__Task goal__.
Return all lines where the word "icon" can be found.

__Input data__.

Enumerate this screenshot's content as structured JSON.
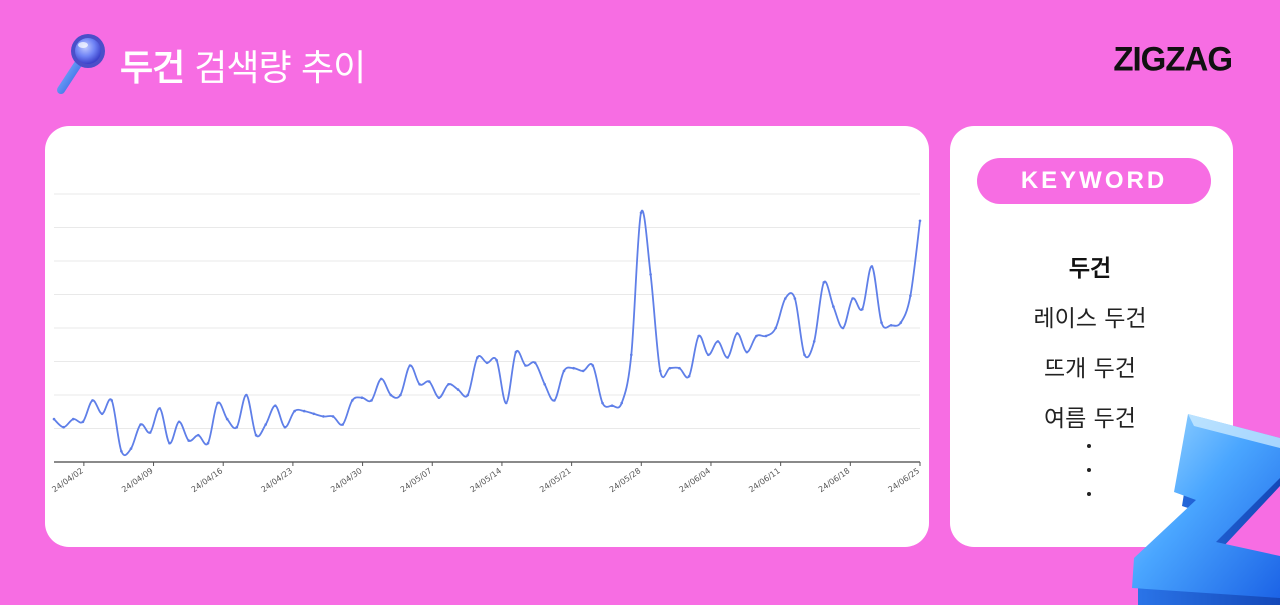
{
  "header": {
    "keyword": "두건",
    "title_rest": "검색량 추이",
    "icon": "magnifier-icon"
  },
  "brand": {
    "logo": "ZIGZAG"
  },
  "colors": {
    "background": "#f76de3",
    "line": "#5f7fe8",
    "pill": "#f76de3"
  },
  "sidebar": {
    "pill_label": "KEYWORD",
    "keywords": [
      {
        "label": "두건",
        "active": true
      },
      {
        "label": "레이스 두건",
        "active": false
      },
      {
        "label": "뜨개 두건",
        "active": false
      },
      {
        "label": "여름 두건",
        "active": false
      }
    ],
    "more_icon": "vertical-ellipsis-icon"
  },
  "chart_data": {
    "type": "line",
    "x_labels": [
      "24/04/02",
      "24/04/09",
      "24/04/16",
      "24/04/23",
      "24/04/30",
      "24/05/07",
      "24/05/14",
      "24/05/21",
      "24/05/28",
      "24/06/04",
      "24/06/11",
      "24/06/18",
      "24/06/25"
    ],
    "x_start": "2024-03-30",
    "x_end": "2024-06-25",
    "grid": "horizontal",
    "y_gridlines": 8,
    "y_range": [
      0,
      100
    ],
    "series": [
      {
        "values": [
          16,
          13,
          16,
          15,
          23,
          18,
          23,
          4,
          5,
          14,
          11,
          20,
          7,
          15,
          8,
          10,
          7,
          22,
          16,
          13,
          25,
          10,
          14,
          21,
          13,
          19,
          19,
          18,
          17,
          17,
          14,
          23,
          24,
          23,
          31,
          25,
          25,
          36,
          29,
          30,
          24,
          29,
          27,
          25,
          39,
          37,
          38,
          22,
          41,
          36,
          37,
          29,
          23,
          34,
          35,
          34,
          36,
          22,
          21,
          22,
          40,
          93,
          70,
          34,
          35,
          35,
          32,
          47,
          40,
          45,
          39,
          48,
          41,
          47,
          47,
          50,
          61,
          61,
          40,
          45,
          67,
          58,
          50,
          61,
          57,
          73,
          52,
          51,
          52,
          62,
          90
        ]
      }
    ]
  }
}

__Task answer__.
    "icon": "magnifier-icon"
    "more_icon": "vertical-ellipsis-icon"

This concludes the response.